### What the task asks
Your task is to repeat the entries underneath exactly, minus the pictures.

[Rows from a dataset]

□ □ □ □ □ □ □

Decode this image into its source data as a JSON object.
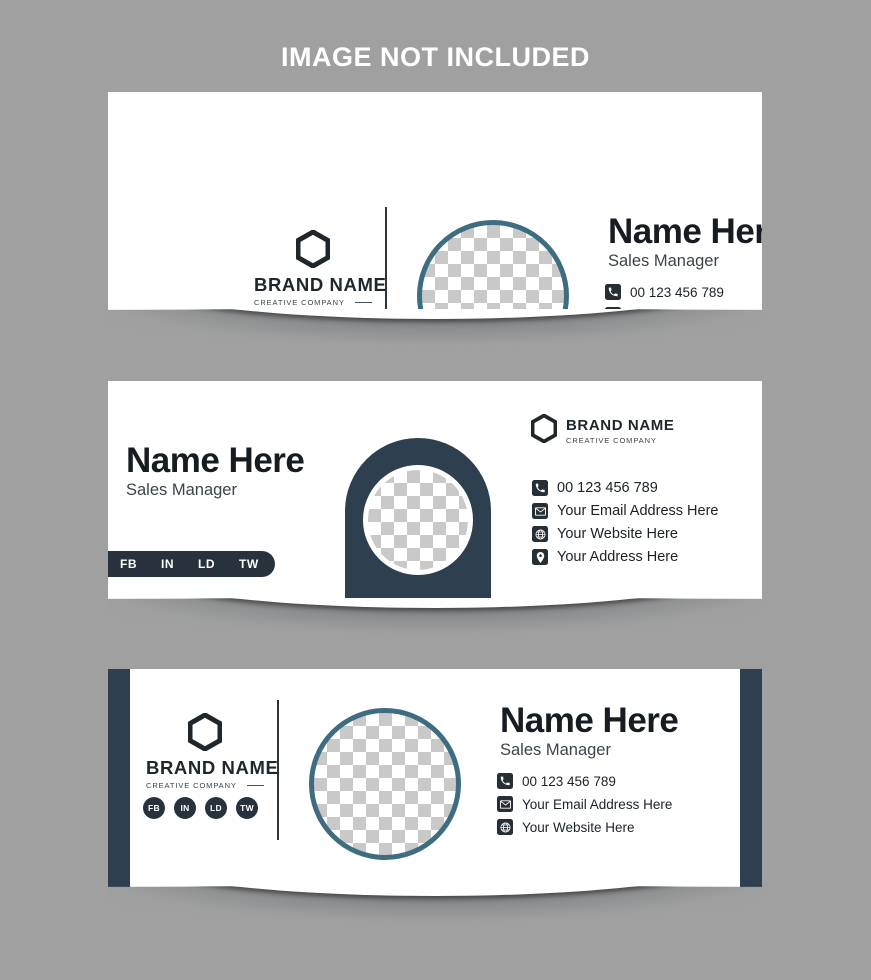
{
  "heading": "IMAGE NOT INCLUDED",
  "brand": {
    "name": "BRAND NAME",
    "tagline": "CREATIVE COMPANY",
    "logo_icon": "hexagon-outline-icon"
  },
  "person": {
    "name": "Name Here",
    "title": "Sales Manager"
  },
  "colors": {
    "background": "#a0a0a0",
    "card": "#ffffff",
    "navy": "#2e3f4f",
    "dark": "#27323c",
    "teal_ring": "#3e6c80",
    "text": "#161c21",
    "checker": "#c9c9c9"
  },
  "contacts": {
    "phone": {
      "icon": "phone-icon",
      "text": "00 123 456 789"
    },
    "email": {
      "icon": "envelope-icon",
      "text": "Your Email Address Here"
    },
    "website": {
      "icon": "globe-icon",
      "text": "Your Website Here"
    },
    "address": {
      "icon": "location-pin-icon",
      "text": "Your Address Here"
    }
  },
  "social": {
    "items": [
      {
        "label": "FB",
        "name": "facebook"
      },
      {
        "label": "IN",
        "name": "instagram"
      },
      {
        "label": "LD",
        "name": "linkedin"
      },
      {
        "label": "TW",
        "name": "twitter"
      }
    ]
  },
  "cards": [
    {
      "id": "card-1",
      "layout": "logo-left-photo-center-info-right",
      "contact_count": 3
    },
    {
      "id": "card-2",
      "layout": "name-left-arch-center-brand-right",
      "contact_count": 4,
      "social_bar": true
    },
    {
      "id": "card-3",
      "layout": "sidebars-logo-left-photo-center-info-right",
      "contact_count": 3,
      "social_badges": true
    }
  ]
}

□ □ □ □ □ □ □

### Answer to the task
Decode this image into its source data as a JSON object.
{
  "heading": "IMAGE NOT INCLUDED",
  "brand": {
    "name": "BRAND NAME",
    "tagline": "CREATIVE COMPANY",
    "logo_icon": "hexagon-outline-icon"
  },
  "person": {
    "name": "Name Here",
    "title": "Sales Manager"
  },
  "colors": {
    "background": "#a0a0a0",
    "card": "#ffffff",
    "navy": "#2e3f4f",
    "dark": "#27323c",
    "teal_ring": "#3e6c80",
    "text": "#161c21",
    "checker": "#c9c9c9"
  },
  "contacts": {
    "phone": {
      "icon": "phone-icon",
      "text": "00 123 456 789"
    },
    "email": {
      "icon": "envelope-icon",
      "text": "Your Email Address Here"
    },
    "website": {
      "icon": "globe-icon",
      "text": "Your Website Here"
    },
    "address": {
      "icon": "location-pin-icon",
      "text": "Your Address Here"
    }
  },
  "social": {
    "items": [
      {
        "label": "FB",
        "name": "facebook"
      },
      {
        "label": "IN",
        "name": "instagram"
      },
      {
        "label": "LD",
        "name": "linkedin"
      },
      {
        "label": "TW",
        "name": "twitter"
      }
    ]
  },
  "cards": [
    {
      "id": "card-1",
      "layout": "logo-left-photo-center-info-right",
      "contact_count": 3
    },
    {
      "id": "card-2",
      "layout": "name-left-arch-center-brand-right",
      "contact_count": 4,
      "social_bar": true
    },
    {
      "id": "card-3",
      "layout": "sidebars-logo-left-photo-center-info-right",
      "contact_count": 3,
      "social_badges": true
    }
  ]
}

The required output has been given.